PROMPT:
Convert the listing below, from the line containing "Find all labels, buttons, inputs, and" up to and including the line containing "info-icon — [41, 217, 57, 233]", into a Markdown table with the columns Row and Listing line. Give one numbered row per line and skip any blank lines.

RECORDS FOR THE EXERCISE:

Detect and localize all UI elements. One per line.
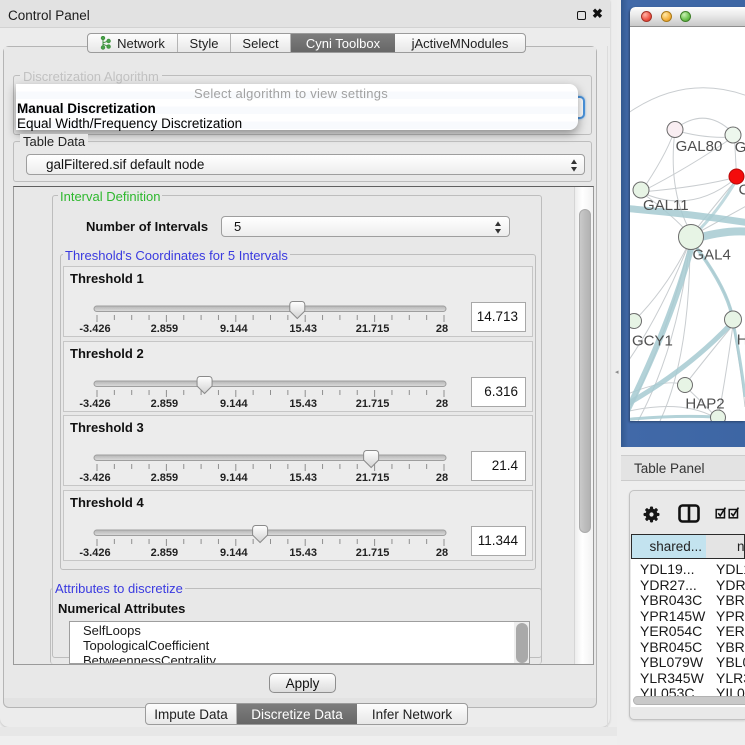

==

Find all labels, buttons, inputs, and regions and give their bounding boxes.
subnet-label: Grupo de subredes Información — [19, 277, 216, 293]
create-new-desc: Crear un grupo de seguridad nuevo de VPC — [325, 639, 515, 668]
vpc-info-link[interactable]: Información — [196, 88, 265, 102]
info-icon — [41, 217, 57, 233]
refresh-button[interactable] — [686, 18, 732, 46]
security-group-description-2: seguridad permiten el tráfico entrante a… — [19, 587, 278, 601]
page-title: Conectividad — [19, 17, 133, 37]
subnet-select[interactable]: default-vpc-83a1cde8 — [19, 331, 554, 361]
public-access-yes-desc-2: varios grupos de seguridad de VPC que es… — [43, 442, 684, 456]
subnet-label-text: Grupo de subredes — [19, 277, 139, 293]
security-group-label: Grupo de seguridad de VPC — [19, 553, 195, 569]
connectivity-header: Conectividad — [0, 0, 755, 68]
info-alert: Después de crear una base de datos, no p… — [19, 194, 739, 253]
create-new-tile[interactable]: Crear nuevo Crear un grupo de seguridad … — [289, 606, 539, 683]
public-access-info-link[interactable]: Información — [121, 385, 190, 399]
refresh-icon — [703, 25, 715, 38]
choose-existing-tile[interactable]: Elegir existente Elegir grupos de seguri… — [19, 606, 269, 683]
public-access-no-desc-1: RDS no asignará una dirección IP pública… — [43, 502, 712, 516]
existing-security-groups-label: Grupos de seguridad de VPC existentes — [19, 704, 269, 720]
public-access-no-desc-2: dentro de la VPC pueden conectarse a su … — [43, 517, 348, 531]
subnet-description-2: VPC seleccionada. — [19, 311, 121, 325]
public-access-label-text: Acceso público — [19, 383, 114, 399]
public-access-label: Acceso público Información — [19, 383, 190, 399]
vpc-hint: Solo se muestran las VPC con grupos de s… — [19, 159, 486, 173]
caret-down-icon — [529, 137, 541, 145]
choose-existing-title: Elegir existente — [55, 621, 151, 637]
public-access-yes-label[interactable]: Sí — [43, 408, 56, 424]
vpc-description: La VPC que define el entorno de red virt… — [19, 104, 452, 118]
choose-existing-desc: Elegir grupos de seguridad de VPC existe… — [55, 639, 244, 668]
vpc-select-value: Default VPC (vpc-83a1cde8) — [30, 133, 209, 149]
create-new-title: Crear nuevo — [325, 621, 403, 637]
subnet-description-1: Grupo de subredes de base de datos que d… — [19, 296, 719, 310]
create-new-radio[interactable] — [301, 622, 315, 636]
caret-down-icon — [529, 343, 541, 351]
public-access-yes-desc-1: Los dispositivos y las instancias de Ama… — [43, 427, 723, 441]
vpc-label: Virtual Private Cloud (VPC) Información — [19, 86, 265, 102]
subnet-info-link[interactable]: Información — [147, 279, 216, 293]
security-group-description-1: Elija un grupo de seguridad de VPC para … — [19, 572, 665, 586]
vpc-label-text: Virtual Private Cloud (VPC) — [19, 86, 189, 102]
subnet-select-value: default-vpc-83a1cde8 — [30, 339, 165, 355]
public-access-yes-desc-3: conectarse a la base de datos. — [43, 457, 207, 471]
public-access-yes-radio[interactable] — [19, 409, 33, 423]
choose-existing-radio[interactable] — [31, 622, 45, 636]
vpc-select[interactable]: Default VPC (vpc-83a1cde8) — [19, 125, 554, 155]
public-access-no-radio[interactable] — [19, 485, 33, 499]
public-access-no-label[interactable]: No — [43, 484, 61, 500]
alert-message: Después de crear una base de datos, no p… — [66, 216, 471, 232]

SOLUTION BELOW:
| Row | Listing line |
|---|---|
| 1 | Find all labels, buttons, inputs, and regions and give their bounding boxes. |
| 2 | subnet-label: Grupo de subredes Información — [19, 277, 216, 293] |
| 3 | create-new-desc: Crear un grupo de seguridad nuevo de VPC — [325, 639, 515, 668] |
| 4 | vpc-info-link[interactable]: Información — [196, 88, 265, 102] |
| 5 | info-icon — [41, 217, 57, 233] |